**PROBLEM DESCRIPTION**
Images are not part of the copy; transcribe all the data exactly.

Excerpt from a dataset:
* Begin *
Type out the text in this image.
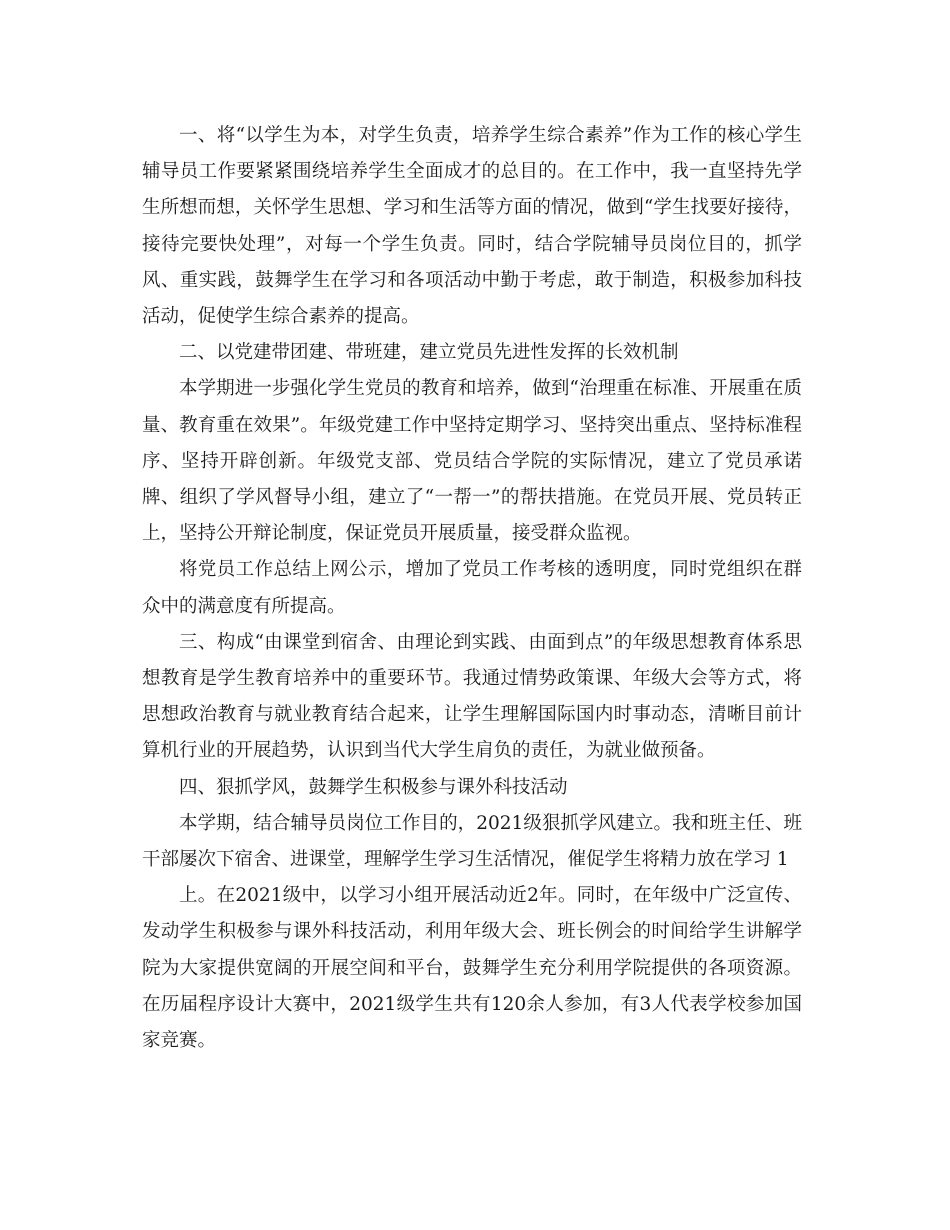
一、将“以学生为本，对学生负责，培养学生综合素养”作为工作的核心学生辅导员工作要紧紧围绕培养学生全面成才的总目的。在工作中，我一直坚持先学生所想而想，关怀学生思想、学习和生活等方面的情况，做到“学生找要好接待，接待完要快处理”，对每一个学生负责。同时，结合学院辅导员岗位目的，抓学风、重实践，鼓舞学生在学习和各项活动中勤于考虑，敢于制造，积极参加科技活动，促使学生综合素养的提高。

二、以党建带团建、带班建，建立党员先进性发挥的长效机制

本学期进一步强化学生党员的教育和培养，做到“治理重在标准、开展重在质量、教育重在效果”。年级党建工作中坚持定期学习、坚持突出重点、坚持标准程序、坚持开辟创新。年级党支部、党员结合学院的实际情况，建立了党员承诺牌、组织了学风督导小组，建立了“一帮一”的帮扶措施。在党员开展、党员转正上，坚持公开辩论制度，保证党员开展质量，接受群众监视。

将党员工作总结上网公示，增加了党员工作考核的透明度，同时党组织在群众中的满意度有所提高。

三、构成“由课堂到宿舍、由理论到实践、由面到点”的年级思想教育体系思想教育是学生教育培养中的重要环节。我通过情势政策课、年级大会等方式，将思想政治教育与就业教育结合起来，让学生理解国际国内时事动态，清晰目前计算机行业的开展趋势，认识到当代大学生肩负的责任，为就业做预备。

四、狠抓学风，鼓舞学生积极参与课外科技活动

本学期，结合辅导员岗位工作目的，2021级狠抓学风建立。我和班主任、班干部屡次下宿舍、进课堂，理解学生学习生活情况，催促学生将精力放在学习 1

上。在2021级中，以学习小组开展活动近2年。同时，在年级中广泛宣传、发动学生积极参与课外科技活动，利用年级大会、班长例会的时间给学生讲解学院为大家提供宽阔的开展空间和平台，鼓舞学生充分利用学院提供的各项资源。在历届程序设计大赛中，2021级学生共有120余人参加，有3人代表学校参加国家竞赛。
* End *
**FULL ANSWER**
Type out the text in this image.
一、将“以学生为本，对学生负责，培养学生综合素养”作为工作的核心学生辅导员工作要紧紧围绕培养学生全面成才的总目的。在工作中，我一直坚持先学生所想而想，关怀学生思想、学习和生活等方面的情况，做到“学生找要好接待，接待完要快处理”，对每一个学生负责。同时，结合学院辅导员岗位目的，抓学风、重实践，鼓舞学生在学习和各项活动中勤于考虑，敢于制造，积极参加科技活动，促使学生综合素养的提高。

二、以党建带团建、带班建，建立党员先进性发挥的长效机制

本学期进一步强化学生党员的教育和培养，做到“治理重在标准、开展重在质量、教育重在效果”。年级党建工作中坚持定期学习、坚持突出重点、坚持标准程序、坚持开辟创新。年级党支部、党员结合学院的实际情况，建立了党员承诺牌、组织了学风督导小组，建立了“一帮一”的帮扶措施。在党员开展、党员转正上，坚持公开辩论制度，保证党员开展质量，接受群众监视。

将党员工作总结上网公示，增加了党员工作考核的透明度，同时党组织在群众中的满意度有所提高。

三、构成“由课堂到宿舍、由理论到实践、由面到点”的年级思想教育体系思想教育是学生教育培养中的重要环节。我通过情势政策课、年级大会等方式，将思想政治教育与就业教育结合起来，让学生理解国际国内时事动态，清晰目前计算机行业的开展趋势，认识到当代大学生肩负的责任，为就业做预备。

四、狠抓学风，鼓舞学生积极参与课外科技活动

本学期，结合辅导员岗位工作目的，2021级狠抓学风建立。我和班主任、班干部屡次下宿舍、进课堂，理解学生学习生活情况，催促学生将精力放在学习 1

上。在2021级中，以学习小组开展活动近2年。同时，在年级中广泛宣传、发动学生积极参与课外科技活动，利用年级大会、班长例会的时间给学生讲解学院为大家提供宽阔的开展空间和平台，鼓舞学生充分利用学院提供的各项资源。在历届程序设计大赛中，2021级学生共有120余人参加，有3人代表学校参加国家竞赛。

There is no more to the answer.